━━━ Input material

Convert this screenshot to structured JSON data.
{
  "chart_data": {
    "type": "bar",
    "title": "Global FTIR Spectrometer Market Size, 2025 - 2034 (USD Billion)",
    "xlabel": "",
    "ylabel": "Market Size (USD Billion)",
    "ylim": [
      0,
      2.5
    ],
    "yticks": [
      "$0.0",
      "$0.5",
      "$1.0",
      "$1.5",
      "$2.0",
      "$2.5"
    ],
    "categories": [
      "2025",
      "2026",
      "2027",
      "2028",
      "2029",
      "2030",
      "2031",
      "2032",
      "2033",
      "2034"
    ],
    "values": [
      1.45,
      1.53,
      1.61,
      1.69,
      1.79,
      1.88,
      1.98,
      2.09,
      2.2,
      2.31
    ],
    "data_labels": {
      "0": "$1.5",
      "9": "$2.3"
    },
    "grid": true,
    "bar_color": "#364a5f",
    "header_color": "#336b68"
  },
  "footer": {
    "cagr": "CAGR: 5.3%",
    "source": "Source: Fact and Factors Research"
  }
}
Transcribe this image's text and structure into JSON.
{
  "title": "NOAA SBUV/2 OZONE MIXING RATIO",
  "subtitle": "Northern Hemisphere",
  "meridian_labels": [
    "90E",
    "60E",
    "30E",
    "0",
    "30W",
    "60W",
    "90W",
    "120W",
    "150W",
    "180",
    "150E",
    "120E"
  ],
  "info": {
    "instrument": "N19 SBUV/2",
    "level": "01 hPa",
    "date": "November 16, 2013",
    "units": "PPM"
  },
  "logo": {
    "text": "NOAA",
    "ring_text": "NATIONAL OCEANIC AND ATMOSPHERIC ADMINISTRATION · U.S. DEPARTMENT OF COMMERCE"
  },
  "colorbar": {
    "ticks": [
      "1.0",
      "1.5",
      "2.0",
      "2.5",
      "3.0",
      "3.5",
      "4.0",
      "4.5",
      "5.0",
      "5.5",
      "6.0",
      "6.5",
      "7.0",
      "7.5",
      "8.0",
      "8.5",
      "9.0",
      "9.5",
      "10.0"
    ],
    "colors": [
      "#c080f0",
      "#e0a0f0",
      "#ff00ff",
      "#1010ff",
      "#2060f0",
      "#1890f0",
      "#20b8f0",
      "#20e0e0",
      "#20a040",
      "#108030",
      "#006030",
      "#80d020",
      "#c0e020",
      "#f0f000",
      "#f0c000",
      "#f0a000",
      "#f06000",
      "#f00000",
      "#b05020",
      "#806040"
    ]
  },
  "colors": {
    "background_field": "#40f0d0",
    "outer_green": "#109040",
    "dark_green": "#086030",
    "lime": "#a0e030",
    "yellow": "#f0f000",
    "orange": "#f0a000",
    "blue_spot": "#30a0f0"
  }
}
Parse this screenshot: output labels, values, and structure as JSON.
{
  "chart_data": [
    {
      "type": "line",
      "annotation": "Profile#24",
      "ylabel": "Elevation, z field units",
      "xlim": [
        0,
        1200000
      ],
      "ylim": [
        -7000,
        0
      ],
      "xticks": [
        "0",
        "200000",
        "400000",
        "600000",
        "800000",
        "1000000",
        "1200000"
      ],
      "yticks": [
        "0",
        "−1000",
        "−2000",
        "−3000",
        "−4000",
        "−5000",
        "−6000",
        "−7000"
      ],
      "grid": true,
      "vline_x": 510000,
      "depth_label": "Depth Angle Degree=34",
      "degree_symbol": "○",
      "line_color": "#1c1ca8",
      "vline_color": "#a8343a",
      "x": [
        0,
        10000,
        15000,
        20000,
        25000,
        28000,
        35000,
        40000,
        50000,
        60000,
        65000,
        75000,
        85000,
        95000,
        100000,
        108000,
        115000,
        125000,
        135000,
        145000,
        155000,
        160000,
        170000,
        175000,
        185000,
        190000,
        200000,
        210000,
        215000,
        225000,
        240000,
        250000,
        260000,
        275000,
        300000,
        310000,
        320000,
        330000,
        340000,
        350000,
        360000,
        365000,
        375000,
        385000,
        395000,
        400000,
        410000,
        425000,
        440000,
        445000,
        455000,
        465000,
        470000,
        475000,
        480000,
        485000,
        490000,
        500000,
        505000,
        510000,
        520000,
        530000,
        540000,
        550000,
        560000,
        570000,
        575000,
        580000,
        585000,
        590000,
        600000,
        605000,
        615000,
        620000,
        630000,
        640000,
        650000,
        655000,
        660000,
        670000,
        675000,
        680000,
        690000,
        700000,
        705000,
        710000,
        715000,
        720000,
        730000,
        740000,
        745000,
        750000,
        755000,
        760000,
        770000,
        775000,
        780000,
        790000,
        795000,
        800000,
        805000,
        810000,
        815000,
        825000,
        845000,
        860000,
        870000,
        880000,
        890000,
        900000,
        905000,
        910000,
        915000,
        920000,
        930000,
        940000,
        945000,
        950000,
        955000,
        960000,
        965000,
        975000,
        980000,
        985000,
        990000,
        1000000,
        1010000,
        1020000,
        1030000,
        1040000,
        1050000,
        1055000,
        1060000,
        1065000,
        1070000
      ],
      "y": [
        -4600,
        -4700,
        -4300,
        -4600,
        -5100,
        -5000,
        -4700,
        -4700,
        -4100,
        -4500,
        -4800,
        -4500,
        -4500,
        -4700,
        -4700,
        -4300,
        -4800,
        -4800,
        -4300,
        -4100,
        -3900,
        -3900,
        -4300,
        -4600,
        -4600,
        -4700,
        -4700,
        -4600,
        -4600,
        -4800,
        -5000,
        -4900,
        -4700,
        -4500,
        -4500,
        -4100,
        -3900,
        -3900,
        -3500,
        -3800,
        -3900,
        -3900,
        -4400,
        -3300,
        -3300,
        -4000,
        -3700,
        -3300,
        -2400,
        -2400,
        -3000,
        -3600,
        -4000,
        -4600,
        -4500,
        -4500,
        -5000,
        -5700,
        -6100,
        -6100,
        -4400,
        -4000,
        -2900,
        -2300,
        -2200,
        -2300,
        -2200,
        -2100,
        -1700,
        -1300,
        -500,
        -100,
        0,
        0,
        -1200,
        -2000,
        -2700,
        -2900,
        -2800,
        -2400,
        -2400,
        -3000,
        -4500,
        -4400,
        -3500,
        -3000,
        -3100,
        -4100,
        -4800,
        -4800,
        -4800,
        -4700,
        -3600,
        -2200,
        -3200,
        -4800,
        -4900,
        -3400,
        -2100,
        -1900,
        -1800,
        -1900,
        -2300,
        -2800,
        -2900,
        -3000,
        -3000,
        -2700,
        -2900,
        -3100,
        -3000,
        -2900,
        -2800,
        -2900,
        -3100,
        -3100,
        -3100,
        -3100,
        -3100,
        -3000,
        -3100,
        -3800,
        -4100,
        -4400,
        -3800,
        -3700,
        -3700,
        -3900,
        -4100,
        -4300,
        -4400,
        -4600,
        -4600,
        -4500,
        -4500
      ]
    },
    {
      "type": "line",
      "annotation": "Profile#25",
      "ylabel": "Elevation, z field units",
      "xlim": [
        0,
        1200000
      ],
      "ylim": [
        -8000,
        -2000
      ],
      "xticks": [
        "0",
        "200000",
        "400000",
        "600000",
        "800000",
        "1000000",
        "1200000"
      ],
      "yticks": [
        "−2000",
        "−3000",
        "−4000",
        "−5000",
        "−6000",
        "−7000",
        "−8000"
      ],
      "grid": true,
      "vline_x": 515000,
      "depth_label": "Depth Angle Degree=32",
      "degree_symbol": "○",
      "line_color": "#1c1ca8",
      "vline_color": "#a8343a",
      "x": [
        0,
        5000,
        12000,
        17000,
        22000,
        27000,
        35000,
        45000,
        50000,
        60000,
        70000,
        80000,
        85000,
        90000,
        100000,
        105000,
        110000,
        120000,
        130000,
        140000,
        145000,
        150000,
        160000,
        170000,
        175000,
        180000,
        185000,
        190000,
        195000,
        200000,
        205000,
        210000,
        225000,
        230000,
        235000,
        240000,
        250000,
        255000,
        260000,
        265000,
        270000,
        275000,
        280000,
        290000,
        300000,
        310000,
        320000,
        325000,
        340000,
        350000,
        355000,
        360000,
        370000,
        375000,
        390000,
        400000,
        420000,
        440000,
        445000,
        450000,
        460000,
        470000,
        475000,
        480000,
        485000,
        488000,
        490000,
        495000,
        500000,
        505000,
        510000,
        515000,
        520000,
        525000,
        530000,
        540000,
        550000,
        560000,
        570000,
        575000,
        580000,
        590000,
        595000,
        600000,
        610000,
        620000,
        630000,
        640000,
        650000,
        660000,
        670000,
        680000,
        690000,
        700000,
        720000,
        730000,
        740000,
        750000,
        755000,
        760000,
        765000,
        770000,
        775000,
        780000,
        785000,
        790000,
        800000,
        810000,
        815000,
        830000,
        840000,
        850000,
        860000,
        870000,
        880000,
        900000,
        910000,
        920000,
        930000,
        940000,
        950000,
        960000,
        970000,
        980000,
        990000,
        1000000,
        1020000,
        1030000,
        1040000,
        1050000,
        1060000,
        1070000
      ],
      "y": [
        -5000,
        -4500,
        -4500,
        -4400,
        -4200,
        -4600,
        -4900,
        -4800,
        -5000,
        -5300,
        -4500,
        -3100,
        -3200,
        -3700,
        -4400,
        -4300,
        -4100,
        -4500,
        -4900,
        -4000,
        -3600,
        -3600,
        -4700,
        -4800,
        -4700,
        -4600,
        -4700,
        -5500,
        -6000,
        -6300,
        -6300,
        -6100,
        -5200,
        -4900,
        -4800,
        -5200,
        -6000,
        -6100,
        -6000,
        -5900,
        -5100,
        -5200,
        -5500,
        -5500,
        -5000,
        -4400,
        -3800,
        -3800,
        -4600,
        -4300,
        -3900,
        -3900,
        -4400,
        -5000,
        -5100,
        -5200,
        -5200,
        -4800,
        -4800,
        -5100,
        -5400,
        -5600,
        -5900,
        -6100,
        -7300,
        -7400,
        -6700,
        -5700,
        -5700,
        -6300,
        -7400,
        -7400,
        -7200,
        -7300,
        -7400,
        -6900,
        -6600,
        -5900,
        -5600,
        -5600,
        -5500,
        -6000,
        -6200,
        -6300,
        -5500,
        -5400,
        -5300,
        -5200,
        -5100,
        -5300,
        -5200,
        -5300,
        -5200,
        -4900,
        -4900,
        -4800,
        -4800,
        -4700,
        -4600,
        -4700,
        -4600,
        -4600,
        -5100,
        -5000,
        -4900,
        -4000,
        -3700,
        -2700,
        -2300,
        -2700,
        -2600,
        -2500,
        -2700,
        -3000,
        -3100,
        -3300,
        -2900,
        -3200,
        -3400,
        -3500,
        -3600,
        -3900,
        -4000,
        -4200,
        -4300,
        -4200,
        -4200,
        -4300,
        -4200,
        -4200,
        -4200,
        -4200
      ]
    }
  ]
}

━━━━━━

**Task instructions**
From the entries above, copy every line that holds the word "Billion".

**Answer in full**
    "title": "Global FTIR Spectrometer Market Size, 2025 - 2034 (USD Billion)",
    "ylabel": "Market Size (USD Billion)",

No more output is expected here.